■ **REQUIRED TASK**
Pick out all lines with the word "screenshot" from the records that follow.

[Extracted data entries]
□ □ □ □ □
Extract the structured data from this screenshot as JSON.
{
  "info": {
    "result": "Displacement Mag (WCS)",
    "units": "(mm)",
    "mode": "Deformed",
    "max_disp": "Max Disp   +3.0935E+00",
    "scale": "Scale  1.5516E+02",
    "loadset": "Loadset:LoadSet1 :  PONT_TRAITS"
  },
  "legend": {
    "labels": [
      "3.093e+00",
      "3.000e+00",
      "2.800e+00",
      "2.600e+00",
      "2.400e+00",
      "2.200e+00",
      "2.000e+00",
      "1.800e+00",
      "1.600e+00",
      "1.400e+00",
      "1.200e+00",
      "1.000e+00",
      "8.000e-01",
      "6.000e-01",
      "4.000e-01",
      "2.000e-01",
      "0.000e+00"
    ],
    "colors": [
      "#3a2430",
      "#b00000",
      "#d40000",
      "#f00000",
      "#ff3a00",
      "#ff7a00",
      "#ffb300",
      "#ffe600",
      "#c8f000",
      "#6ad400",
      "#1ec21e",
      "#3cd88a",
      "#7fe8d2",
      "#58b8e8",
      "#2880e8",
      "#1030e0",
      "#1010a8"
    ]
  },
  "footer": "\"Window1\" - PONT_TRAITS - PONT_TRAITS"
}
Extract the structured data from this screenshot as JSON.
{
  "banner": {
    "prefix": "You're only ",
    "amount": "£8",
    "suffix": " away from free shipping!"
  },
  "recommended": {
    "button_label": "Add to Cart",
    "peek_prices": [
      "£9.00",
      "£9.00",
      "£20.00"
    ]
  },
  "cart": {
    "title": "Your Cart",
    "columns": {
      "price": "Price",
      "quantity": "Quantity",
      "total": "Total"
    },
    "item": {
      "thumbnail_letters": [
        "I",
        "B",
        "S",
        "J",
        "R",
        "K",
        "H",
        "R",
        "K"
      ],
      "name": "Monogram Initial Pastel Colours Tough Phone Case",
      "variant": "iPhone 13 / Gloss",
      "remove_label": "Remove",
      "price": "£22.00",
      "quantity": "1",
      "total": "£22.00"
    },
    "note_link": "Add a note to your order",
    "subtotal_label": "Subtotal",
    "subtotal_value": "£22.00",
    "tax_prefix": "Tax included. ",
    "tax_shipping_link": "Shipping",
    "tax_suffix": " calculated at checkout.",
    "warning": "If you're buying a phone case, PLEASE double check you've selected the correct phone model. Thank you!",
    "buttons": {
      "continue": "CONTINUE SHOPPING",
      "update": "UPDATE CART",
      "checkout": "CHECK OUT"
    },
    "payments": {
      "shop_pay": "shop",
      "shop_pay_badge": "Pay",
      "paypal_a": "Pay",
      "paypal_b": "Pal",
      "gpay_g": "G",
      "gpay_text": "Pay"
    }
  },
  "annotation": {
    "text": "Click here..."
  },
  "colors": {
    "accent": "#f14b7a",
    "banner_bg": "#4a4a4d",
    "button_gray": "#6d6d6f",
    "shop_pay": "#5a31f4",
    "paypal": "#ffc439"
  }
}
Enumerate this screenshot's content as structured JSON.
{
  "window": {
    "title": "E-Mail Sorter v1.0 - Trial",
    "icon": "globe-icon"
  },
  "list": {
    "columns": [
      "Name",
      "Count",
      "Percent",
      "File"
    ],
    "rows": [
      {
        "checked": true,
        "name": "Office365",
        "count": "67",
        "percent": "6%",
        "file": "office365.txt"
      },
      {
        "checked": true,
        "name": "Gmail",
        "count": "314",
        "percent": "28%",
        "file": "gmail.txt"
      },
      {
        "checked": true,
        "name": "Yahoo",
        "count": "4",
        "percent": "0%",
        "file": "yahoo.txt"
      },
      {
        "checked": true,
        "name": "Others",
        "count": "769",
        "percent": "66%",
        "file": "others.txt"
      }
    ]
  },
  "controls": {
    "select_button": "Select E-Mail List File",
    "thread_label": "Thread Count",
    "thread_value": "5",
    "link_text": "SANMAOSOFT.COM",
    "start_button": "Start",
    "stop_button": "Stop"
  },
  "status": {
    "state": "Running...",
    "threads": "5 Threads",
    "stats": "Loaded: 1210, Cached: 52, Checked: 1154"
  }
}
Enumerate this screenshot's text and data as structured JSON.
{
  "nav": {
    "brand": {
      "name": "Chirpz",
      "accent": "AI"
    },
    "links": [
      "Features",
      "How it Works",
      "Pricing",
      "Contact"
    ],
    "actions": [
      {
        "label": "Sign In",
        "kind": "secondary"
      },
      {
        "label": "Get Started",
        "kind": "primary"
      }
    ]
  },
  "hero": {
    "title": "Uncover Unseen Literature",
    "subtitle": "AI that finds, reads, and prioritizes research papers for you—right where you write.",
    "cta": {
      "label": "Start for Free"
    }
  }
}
□ □ □ □ □
■ **EXERCISE ANSWER**
Extract the structured data from this screenshot as JSON.
Extract the structured data from this screenshot as JSON.
Enumerate this screenshot's content as structured JSON.
Enumerate this screenshot's text and data as structured JSON.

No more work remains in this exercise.